## PROBLEM TO SOLVE:
Leave out the pictures and copy the remaining records exactly.

(Stored items from a collection)

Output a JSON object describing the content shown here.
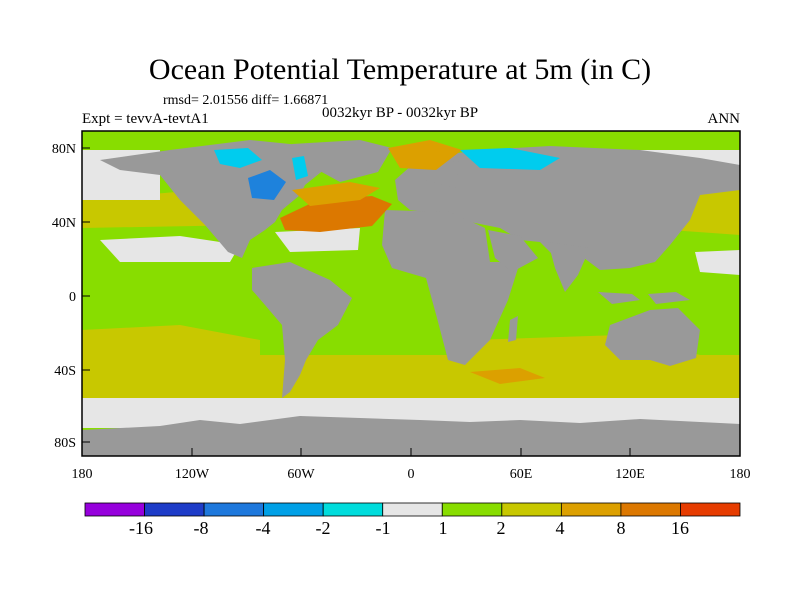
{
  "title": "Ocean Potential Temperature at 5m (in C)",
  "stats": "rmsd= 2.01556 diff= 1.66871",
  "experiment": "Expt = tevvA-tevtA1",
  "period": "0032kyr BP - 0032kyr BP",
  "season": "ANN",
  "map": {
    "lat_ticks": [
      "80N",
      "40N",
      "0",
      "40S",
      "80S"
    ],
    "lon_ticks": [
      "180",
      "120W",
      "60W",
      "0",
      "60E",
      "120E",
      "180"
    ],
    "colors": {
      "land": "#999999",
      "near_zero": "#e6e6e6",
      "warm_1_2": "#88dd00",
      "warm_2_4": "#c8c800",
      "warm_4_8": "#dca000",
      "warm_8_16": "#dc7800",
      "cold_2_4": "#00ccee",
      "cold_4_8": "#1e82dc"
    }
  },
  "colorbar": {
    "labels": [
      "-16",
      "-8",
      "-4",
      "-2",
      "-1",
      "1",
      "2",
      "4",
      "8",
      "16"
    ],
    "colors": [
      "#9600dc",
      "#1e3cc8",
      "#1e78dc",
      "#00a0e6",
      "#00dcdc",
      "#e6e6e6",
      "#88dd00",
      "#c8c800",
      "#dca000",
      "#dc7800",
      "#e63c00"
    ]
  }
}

## TASK ANSWER:
Output a JSON object describing the content shown here.
{
  "title": "Ocean Potential Temperature at 5m (in C)",
  "stats": "rmsd= 2.01556 diff= 1.66871",
  "experiment": "Expt = tevvA-tevtA1",
  "period": "0032kyr BP - 0032kyr BP",
  "season": "ANN",
  "map": {
    "lat_ticks": [
      "80N",
      "40N",
      "0",
      "40S",
      "80S"
    ],
    "lon_ticks": [
      "180",
      "120W",
      "60W",
      "0",
      "60E",
      "120E",
      "180"
    ],
    "colors": {
      "land": "#999999",
      "near_zero": "#e6e6e6",
      "warm_1_2": "#88dd00",
      "warm_2_4": "#c8c800",
      "warm_4_8": "#dca000",
      "warm_8_16": "#dc7800",
      "cold_2_4": "#00ccee",
      "cold_4_8": "#1e82dc"
    }
  },
  "colorbar": {
    "labels": [
      "-16",
      "-8",
      "-4",
      "-2",
      "-1",
      "1",
      "2",
      "4",
      "8",
      "16"
    ],
    "colors": [
      "#9600dc",
      "#1e3cc8",
      "#1e78dc",
      "#00a0e6",
      "#00dcdc",
      "#e6e6e6",
      "#88dd00",
      "#c8c800",
      "#dca000",
      "#dc7800",
      "#e63c00"
    ]
  }
}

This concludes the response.